* Short task:
Select lines where the word "Ecclesiæ" appears.

[Begin Given records]

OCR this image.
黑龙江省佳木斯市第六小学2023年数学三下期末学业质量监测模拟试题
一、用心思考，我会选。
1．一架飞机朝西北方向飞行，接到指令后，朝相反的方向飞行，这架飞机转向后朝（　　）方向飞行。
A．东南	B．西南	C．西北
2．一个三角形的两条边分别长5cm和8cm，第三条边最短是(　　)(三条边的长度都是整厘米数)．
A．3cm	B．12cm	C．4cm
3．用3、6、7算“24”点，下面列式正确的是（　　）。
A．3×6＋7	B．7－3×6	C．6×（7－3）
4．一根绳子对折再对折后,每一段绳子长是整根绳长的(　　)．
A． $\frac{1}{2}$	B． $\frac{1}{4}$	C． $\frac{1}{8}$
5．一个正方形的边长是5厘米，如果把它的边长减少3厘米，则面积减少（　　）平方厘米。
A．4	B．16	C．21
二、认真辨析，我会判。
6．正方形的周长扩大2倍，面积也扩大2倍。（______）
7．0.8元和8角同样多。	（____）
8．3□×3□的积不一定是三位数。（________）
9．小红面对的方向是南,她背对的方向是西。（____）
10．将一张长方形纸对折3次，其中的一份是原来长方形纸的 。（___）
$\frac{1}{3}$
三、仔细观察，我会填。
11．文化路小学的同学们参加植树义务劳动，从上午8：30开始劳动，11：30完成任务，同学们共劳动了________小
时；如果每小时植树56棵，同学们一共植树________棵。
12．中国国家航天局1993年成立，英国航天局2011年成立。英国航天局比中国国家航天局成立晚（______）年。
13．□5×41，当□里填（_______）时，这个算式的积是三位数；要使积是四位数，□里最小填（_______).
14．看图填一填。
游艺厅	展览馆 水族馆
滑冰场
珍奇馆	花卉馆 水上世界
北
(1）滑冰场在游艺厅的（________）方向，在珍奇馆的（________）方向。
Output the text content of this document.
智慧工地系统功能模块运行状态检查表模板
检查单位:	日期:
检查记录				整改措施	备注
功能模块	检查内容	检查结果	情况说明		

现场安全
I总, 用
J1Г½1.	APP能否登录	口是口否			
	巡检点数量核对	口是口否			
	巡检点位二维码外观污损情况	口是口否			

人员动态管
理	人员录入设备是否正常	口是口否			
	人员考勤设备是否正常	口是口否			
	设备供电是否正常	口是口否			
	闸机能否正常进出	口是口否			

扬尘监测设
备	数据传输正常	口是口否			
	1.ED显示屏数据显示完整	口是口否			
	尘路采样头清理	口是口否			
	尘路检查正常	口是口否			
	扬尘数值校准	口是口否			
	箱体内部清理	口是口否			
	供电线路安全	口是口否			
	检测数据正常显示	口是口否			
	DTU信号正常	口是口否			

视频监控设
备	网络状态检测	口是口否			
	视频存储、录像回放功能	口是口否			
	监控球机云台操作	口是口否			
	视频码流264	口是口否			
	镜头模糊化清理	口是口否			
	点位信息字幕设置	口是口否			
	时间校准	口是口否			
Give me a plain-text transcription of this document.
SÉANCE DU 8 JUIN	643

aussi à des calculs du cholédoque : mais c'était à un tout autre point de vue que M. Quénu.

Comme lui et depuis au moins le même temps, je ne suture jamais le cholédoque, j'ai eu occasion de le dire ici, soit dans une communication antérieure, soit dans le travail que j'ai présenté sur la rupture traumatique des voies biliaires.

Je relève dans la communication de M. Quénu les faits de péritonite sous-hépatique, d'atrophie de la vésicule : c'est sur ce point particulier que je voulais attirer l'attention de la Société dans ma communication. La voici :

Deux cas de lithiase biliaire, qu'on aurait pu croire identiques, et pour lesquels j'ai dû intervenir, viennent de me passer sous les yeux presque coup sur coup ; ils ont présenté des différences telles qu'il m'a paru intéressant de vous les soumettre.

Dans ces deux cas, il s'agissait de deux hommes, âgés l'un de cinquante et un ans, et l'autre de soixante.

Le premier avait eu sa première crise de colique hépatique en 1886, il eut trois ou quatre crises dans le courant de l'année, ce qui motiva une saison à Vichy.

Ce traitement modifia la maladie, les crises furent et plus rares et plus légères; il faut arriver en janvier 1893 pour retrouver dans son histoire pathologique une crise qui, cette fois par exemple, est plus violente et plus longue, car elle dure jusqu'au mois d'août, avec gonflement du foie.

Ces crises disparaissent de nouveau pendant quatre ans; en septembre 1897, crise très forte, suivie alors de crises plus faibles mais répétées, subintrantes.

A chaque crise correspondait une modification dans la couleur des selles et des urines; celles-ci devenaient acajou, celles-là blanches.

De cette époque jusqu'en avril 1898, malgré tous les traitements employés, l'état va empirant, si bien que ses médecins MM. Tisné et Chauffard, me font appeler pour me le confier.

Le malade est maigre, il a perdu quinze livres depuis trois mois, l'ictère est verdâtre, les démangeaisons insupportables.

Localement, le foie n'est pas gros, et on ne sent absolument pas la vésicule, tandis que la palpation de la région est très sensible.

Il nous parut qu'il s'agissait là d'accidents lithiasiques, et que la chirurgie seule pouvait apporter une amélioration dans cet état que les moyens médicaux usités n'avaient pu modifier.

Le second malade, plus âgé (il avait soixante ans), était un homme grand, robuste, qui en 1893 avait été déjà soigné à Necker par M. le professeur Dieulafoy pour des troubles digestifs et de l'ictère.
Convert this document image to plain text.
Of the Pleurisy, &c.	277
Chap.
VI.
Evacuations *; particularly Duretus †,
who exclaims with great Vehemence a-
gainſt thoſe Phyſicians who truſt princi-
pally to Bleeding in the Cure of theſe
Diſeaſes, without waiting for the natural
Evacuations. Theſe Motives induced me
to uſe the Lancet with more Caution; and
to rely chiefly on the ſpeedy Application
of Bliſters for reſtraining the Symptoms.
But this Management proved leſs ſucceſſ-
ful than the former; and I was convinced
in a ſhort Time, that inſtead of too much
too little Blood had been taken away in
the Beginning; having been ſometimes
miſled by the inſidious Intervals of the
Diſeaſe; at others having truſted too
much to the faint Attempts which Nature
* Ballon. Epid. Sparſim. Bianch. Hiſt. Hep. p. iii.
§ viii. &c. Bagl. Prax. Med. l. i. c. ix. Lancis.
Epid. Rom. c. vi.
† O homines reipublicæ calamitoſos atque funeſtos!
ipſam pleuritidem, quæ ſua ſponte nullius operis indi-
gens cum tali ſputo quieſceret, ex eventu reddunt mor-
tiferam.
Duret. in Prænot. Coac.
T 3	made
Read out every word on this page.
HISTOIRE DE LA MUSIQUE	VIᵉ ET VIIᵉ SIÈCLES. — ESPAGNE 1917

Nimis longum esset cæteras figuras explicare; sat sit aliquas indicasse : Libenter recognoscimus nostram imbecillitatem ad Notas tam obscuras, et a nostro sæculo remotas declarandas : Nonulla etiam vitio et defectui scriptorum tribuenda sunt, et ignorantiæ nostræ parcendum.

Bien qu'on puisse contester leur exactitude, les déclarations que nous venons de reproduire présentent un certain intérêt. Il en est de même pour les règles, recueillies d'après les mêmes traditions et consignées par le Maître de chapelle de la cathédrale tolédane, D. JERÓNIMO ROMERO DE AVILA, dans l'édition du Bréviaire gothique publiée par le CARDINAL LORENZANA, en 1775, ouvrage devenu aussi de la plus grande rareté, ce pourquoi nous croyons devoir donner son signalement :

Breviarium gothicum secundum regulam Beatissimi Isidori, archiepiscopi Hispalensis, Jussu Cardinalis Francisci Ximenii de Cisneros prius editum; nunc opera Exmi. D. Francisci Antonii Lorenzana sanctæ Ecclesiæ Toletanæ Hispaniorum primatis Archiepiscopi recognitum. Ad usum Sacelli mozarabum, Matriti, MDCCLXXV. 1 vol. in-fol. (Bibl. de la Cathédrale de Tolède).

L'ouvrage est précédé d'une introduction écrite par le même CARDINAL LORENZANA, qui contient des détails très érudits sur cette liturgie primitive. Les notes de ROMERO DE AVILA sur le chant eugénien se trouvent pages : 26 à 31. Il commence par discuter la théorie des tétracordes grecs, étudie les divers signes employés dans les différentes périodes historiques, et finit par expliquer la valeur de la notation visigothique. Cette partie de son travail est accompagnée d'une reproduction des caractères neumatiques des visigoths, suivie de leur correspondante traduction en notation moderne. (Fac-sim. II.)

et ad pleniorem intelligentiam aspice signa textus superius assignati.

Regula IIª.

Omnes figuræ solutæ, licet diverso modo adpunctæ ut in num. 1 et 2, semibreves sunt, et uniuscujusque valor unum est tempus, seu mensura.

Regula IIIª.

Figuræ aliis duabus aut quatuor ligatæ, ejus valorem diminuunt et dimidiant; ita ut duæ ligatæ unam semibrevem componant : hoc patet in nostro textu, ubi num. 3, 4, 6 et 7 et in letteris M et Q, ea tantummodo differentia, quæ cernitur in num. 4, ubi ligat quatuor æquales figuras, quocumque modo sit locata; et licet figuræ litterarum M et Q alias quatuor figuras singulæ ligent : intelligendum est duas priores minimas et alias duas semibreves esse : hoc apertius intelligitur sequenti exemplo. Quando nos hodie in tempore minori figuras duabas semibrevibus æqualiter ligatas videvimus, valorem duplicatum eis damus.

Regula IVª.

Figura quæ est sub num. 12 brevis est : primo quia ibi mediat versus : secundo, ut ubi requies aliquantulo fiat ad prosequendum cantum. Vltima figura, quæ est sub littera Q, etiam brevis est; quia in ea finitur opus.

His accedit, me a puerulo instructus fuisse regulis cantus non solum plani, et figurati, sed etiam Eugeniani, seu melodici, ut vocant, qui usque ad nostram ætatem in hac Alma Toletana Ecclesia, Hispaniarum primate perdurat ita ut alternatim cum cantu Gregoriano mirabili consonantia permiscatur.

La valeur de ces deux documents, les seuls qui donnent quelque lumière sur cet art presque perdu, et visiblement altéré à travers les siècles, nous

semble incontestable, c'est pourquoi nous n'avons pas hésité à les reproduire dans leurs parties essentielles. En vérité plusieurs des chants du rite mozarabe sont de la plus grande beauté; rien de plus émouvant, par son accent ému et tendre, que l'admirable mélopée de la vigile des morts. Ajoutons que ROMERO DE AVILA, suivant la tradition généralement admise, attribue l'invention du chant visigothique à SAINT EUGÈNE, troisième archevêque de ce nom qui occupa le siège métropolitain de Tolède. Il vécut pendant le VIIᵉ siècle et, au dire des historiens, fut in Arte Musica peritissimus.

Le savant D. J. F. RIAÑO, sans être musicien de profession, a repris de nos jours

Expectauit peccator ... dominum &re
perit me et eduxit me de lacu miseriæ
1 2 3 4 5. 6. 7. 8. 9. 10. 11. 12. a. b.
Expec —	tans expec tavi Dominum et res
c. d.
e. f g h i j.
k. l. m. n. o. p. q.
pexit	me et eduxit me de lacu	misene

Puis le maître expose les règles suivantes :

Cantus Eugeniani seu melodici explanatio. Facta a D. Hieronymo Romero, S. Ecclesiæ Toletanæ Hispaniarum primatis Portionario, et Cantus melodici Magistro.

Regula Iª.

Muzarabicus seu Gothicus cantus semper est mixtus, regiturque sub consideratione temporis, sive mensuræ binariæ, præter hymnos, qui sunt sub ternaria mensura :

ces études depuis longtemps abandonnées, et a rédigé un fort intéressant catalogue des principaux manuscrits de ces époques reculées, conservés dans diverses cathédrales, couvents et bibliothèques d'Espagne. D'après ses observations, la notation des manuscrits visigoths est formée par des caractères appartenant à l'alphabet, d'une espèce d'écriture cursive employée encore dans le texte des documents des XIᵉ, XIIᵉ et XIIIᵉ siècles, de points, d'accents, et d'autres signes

[End Given records]

* Result:
Breviarium gothicum secundum regulam Beatissimi Isidori, archiepiscopi Hispalensis, Jussu Cardinalis Francisci Ximenii de Cisneros prius editum; nunc opera Exmi. D. Francisci Antonii Lorenzana sanctæ Ecclesiæ Toletanæ Hispaniorum primatis Archiepiscopi recognitum. Ad usum Sacelli mozarabum, Matriti, MDCCLXXV. 1 vol. in-fol. (Bibl. de la Cathédrale de Tolède).
Cantus Eugeniani seu melodici explanatio. Facta a D. Hieronymo Romero, S. Ecclesiæ Toletanæ Hispaniarum primatis Portionario, et Cantus melodici Magistro.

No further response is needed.